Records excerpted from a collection

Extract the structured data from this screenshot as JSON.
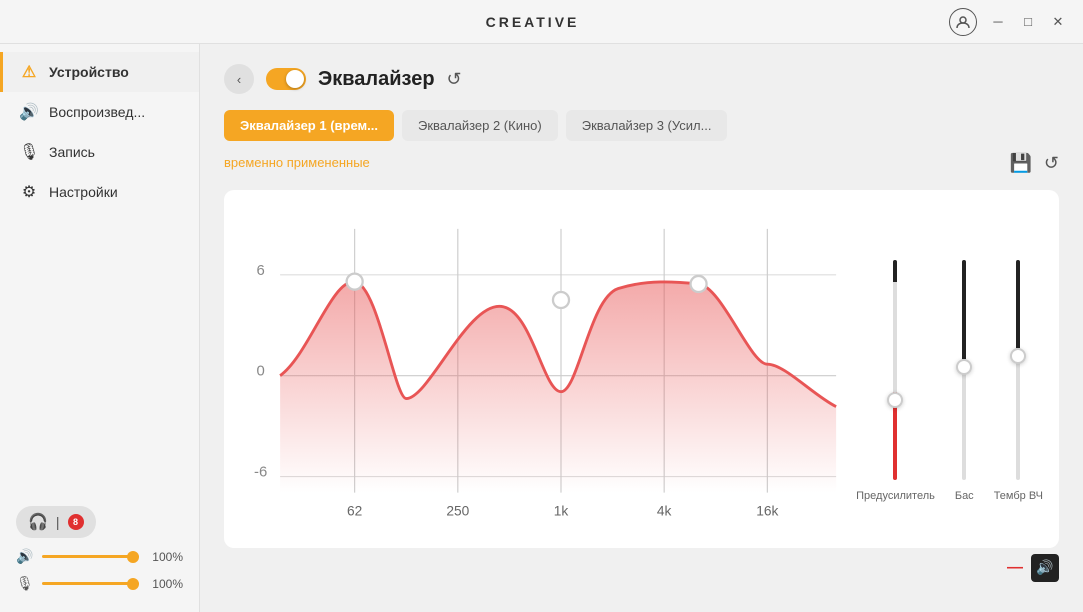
{
  "titlebar": {
    "app_name": "CREATIVE",
    "minimize_label": "─",
    "maximize_label": "□",
    "close_label": "✕"
  },
  "sidebar": {
    "items": [
      {
        "id": "device",
        "label": "Устройство",
        "icon": "⚠",
        "active": true
      },
      {
        "id": "playback",
        "label": "Воспроизвед...",
        "icon": "🔊",
        "active": false
      },
      {
        "id": "record",
        "label": "Запись",
        "icon": "🎙",
        "active": false
      },
      {
        "id": "settings",
        "label": "Настройки",
        "icon": "⚙",
        "active": false
      }
    ],
    "device_badge": {
      "icon": "🎧",
      "dot": "8"
    },
    "volume": {
      "playback_icon": "🔊",
      "playback_value": "100%",
      "mic_icon": "🎙",
      "mic_value": "100%"
    }
  },
  "equalizer": {
    "back_icon": "‹",
    "title": "Эквалайзер",
    "refresh_icon": "↺",
    "presets": [
      {
        "id": "preset1",
        "label": "Эквалайзер 1 (врем...",
        "active": true
      },
      {
        "id": "preset2",
        "label": "Эквалайзер 2 (Кино)",
        "active": false
      },
      {
        "id": "preset3",
        "label": "Эквалайзер 3 (Усил...",
        "active": false
      }
    ],
    "status": "временно примененные",
    "save_icon": "💾",
    "reset_icon": "↺",
    "chart": {
      "freq_labels": [
        "62",
        "250",
        "1k",
        "4k",
        "16k"
      ],
      "y_labels": [
        "6",
        "0",
        "-6"
      ],
      "curve_color": "#e85555",
      "fill_color": "rgba(232,85,85,0.25)"
    },
    "sliders": [
      {
        "id": "preamp",
        "label": "Предусилитель",
        "thumb_pos_pct": 60,
        "fill_top_pct": 10,
        "fill_bottom_pct": 40
      },
      {
        "id": "bass",
        "label": "Бас",
        "thumb_pos_pct": 45,
        "fill_top_pct": 45,
        "fill_bottom_pct": 0
      },
      {
        "id": "treble",
        "label": "Тембр ВЧ",
        "thumb_pos_pct": 40,
        "fill_top_pct": 40,
        "fill_bottom_pct": 0
      }
    ]
  },
  "bottom_bar": {
    "minus_icon": "—",
    "speaker_icon": "🔊"
  }
}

> Job:
Transcribe every record above exactly, leaving out the pictures.

> Finished task:
Extract the structured data from this screenshot as JSON.
{
  "titlebar": {
    "app_name": "CREATIVE",
    "minimize_label": "─",
    "maximize_label": "□",
    "close_label": "✕"
  },
  "sidebar": {
    "items": [
      {
        "id": "device",
        "label": "Устройство",
        "icon": "⚠",
        "active": true
      },
      {
        "id": "playback",
        "label": "Воспроизвед...",
        "icon": "🔊",
        "active": false
      },
      {
        "id": "record",
        "label": "Запись",
        "icon": "🎙",
        "active": false
      },
      {
        "id": "settings",
        "label": "Настройки",
        "icon": "⚙",
        "active": false
      }
    ],
    "device_badge": {
      "icon": "🎧",
      "dot": "8"
    },
    "volume": {
      "playback_icon": "🔊",
      "playback_value": "100%",
      "mic_icon": "🎙",
      "mic_value": "100%"
    }
  },
  "equalizer": {
    "back_icon": "‹",
    "title": "Эквалайзер",
    "refresh_icon": "↺",
    "presets": [
      {
        "id": "preset1",
        "label": "Эквалайзер 1 (врем...",
        "active": true
      },
      {
        "id": "preset2",
        "label": "Эквалайзер 2 (Кино)",
        "active": false
      },
      {
        "id": "preset3",
        "label": "Эквалайзер 3 (Усил...",
        "active": false
      }
    ],
    "status": "временно примененные",
    "save_icon": "💾",
    "reset_icon": "↺",
    "chart": {
      "freq_labels": [
        "62",
        "250",
        "1k",
        "4k",
        "16k"
      ],
      "y_labels": [
        "6",
        "0",
        "-6"
      ],
      "curve_color": "#e85555",
      "fill_color": "rgba(232,85,85,0.25)"
    },
    "sliders": [
      {
        "id": "preamp",
        "label": "Предусилитель",
        "thumb_pos_pct": 60,
        "fill_top_pct": 10,
        "fill_bottom_pct": 40
      },
      {
        "id": "bass",
        "label": "Бас",
        "thumb_pos_pct": 45,
        "fill_top_pct": 45,
        "fill_bottom_pct": 0
      },
      {
        "id": "treble",
        "label": "Тембр ВЧ",
        "thumb_pos_pct": 40,
        "fill_top_pct": 40,
        "fill_bottom_pct": 0
      }
    ]
  },
  "bottom_bar": {
    "minus_icon": "—",
    "speaker_icon": "🔊"
  }
}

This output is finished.